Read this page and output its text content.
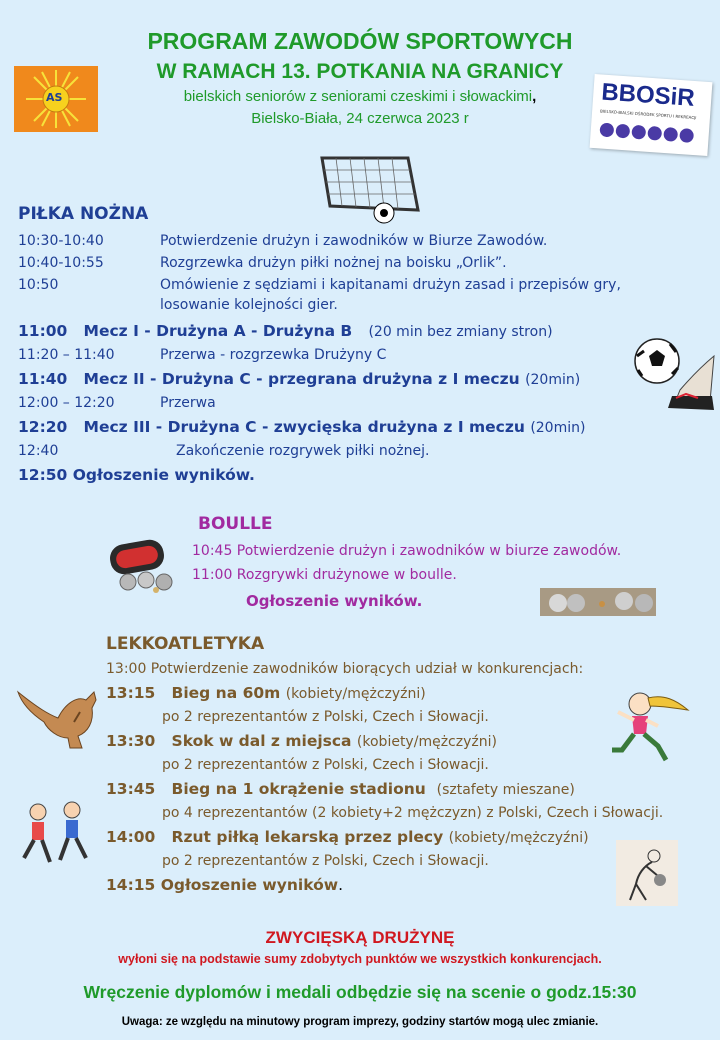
PROGRAM ZAWODÓW SPORTOWYCH
W RAMACH 13. POTKANIA NA GRANICY
bielskich seniorów z seniorami czeskimi i słowackimi,
Bielsko-Biała, 24 czerwca 2023 r
AS	BBOSiR
BIELSKO-BIALSKI OŚRODEK SPORTU I REKREACJI
PIŁKA NOŻNA
10:30-10:40	Potwierdzenie drużyn i zawodników w Biurze Zawodów.
10:40-10:55	Rozgrzewka drużyn piłki nożnej na boisku „Orlik”.
10:50	Omówienie z sędziami i kapitanami drużyn zasad i przepisów gry,
losowanie kolejności gier.
11:00 Mecz I - Drużyna A - Drużyna B (20 min bez zmiany stron)
11:20 – 11:40	Przerwa - rozgrzewka Drużyny C
11:40 Mecz II - Drużyna C - przegrana drużyna z I meczu (20min)
12:00 – 12:20	Przerwa
12:20 Mecz III - Drużyna C - zwycięska drużyna z I meczu (20min)
12:40	Zakończenie rozgrywek piłki nożnej.
12:50 Ogłoszenie wyników.
BOULLE
10:45 Potwierdzenie drużyn i zawodników w biurze zawodów.
11:00 Rozgrywki drużynowe w boulle.
Ogłoszenie wyników.
LEKKOATLETYKA
13:00 Potwierdzenie zawodników biorących udział w konkurencjach:
13:15 Bieg na 60m (kobiety/mężczyźni)
po 2 reprezentantów z Polski, Czech i Słowacji.
13:30 Skok w dal z miejsca (kobiety/mężczyźni)
po 2 reprezentantów z Polski, Czech i Słowacji.
13:45 Bieg na 1 okrążenie stadionu (sztafety mieszane)
po 4 reprezentantów (2 kobiety+2 mężczyzn) z Polski, Czech i Słowacji.
14:00 Rzut piłką lekarską przez plecy (kobiety/mężczyźni)
po 2 reprezentantów z Polski, Czech i Słowacji.
14:15 Ogłoszenie wyników.
ZWYCIĘSKĄ DRUŻYNĘ
wyłoni się na podstawie sumy zdobytych punktów we wszystkich konkurencjach.
Wręczenie dyplomów i medali odbędzie się na scenie o godz.15:30
Uwaga: ze względu na minutowy program imprezy, godziny startów mogą ulec zmianie.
________
> STATED GOAL: Give back every line exactly as it stands, pictures excluded.

> RESPONSE TO THE TASK:
Read this page and output its text content.
PROGRAM ZAWODÓW SPORTOWYCH
W RAMACH 13. POTKANIA NA GRANICY
bielskich seniorów z seniorami czeskimi i słowackimi,
Bielsko-Biała, 24 czerwca 2023 r
AS	BBOSiR
BIELSKO-BIALSKI OŚRODEK SPORTU I REKREACJI
PIŁKA NOŻNA
10:30-10:40	Potwierdzenie drużyn i zawodników w Biurze Zawodów.
10:40-10:55	Rozgrzewka drużyn piłki nożnej na boisku „Orlik”.
10:50	Omówienie z sędziami i kapitanami drużyn zasad i przepisów gry,
losowanie kolejności gier.
11:00 Mecz I - Drużyna A - Drużyna B (20 min bez zmiany stron)
11:20 – 11:40	Przerwa - rozgrzewka Drużyny C
11:40 Mecz II - Drużyna C - przegrana drużyna z I meczu (20min)
12:00 – 12:20	Przerwa
12:20 Mecz III - Drużyna C - zwycięska drużyna z I meczu (20min)
12:40	Zakończenie rozgrywek piłki nożnej.
12:50 Ogłoszenie wyników.
BOULLE
10:45 Potwierdzenie drużyn i zawodników w biurze zawodów.
11:00 Rozgrywki drużynowe w boulle.
Ogłoszenie wyników.
LEKKOATLETYKA
13:00 Potwierdzenie zawodników biorących udział w konkurencjach:
13:15 Bieg na 60m (kobiety/mężczyźni)
po 2 reprezentantów z Polski, Czech i Słowacji.
13:30 Skok w dal z miejsca (kobiety/mężczyźni)
po 2 reprezentantów z Polski, Czech i Słowacji.
13:45 Bieg na 1 okrążenie stadionu (sztafety mieszane)
po 4 reprezentantów (2 kobiety+2 mężczyzn) z Polski, Czech i Słowacji.
14:00 Rzut piłką lekarską przez plecy (kobiety/mężczyźni)
po 2 reprezentantów z Polski, Czech i Słowacji.
14:15 Ogłoszenie wyników.
ZWYCIĘSKĄ DRUŻYNĘ
wyłoni się na podstawie sumy zdobytych punktów we wszystkich konkurencjach.
Wręczenie dyplomów i medali odbędzie się na scenie o godz.15:30
Uwaga: ze względu na minutowy program imprezy, godziny startów mogą ulec zmianie.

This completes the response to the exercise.